Problem to solve = The records below are to be quoted in full; please keep every word exact.
Raw records start
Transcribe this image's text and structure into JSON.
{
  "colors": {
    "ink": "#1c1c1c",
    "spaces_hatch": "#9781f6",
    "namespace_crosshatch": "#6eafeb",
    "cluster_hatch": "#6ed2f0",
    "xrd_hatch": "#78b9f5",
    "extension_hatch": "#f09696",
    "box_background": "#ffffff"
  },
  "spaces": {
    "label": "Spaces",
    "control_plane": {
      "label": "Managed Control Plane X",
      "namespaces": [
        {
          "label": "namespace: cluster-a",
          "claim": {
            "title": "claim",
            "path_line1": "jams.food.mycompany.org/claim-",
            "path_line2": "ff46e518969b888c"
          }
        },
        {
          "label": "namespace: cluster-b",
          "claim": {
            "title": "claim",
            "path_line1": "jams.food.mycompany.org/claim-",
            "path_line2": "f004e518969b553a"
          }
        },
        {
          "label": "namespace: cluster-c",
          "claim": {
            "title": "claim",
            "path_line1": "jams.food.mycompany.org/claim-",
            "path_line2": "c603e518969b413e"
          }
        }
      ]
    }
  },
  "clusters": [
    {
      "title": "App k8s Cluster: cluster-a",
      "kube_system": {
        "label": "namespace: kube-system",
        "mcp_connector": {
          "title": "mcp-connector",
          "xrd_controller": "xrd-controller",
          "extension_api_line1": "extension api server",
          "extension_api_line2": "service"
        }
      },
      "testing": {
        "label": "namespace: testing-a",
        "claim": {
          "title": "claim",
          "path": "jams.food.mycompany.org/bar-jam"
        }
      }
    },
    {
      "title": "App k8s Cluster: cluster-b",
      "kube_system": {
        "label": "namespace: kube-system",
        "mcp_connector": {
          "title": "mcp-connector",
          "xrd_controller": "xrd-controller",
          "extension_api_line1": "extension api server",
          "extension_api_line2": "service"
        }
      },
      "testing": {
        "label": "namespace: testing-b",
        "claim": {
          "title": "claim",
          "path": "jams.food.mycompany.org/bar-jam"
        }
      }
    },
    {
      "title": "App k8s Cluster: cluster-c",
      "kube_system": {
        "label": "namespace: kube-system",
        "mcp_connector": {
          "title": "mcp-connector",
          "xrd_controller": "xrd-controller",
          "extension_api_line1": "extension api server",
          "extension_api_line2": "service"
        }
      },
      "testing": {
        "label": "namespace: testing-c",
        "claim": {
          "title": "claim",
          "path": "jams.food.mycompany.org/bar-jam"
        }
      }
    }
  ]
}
Raw records end
Answer to the task =
Transcribe this image's text and structure into JSON.
{
  "colors": {
    "ink": "#1c1c1c",
    "spaces_hatch": "#9781f6",
    "namespace_crosshatch": "#6eafeb",
    "cluster_hatch": "#6ed2f0",
    "xrd_hatch": "#78b9f5",
    "extension_hatch": "#f09696",
    "box_background": "#ffffff"
  },
  "spaces": {
    "label": "Spaces",
    "control_plane": {
      "label": "Managed Control Plane X",
      "namespaces": [
        {
          "label": "namespace: cluster-a",
          "claim": {
            "title": "claim",
            "path_line1": "jams.food.mycompany.org/claim-",
            "path_line2": "ff46e518969b888c"
          }
        },
        {
          "label": "namespace: cluster-b",
          "claim": {
            "title": "claim",
            "path_line1": "jams.food.mycompany.org/claim-",
            "path_line2": "f004e518969b553a"
          }
        },
        {
          "label": "namespace: cluster-c",
          "claim": {
            "title": "claim",
            "path_line1": "jams.food.mycompany.org/claim-",
            "path_line2": "c603e518969b413e"
          }
        }
      ]
    }
  },
  "clusters": [
    {
      "title": "App k8s Cluster: cluster-a",
      "kube_system": {
        "label": "namespace: kube-system",
        "mcp_connector": {
          "title": "mcp-connector",
          "xrd_controller": "xrd-controller",
          "extension_api_line1": "extension api server",
          "extension_api_line2": "service"
        }
      },
      "testing": {
        "label": "namespace: testing-a",
        "claim": {
          "title": "claim",
          "path": "jams.food.mycompany.org/bar-jam"
        }
      }
    },
    {
      "title": "App k8s Cluster: cluster-b",
      "kube_system": {
        "label": "namespace: kube-system",
        "mcp_connector": {
          "title": "mcp-connector",
          "xrd_controller": "xrd-controller",
          "extension_api_line1": "extension api server",
          "extension_api_line2": "service"
        }
      },
      "testing": {
        "label": "namespace: testing-b",
        "claim": {
          "title": "claim",
          "path": "jams.food.mycompany.org/bar-jam"
        }
      }
    },
    {
      "title": "App k8s Cluster: cluster-c",
      "kube_system": {
        "label": "namespace: kube-system",
        "mcp_connector": {
          "title": "mcp-connector",
          "xrd_controller": "xrd-controller",
          "extension_api_line1": "extension api server",
          "extension_api_line2": "service"
        }
      },
      "testing": {
        "label": "namespace: testing-c",
        "claim": {
          "title": "claim",
          "path": "jams.food.mycompany.org/bar-jam"
        }
      }
    }
  ]
}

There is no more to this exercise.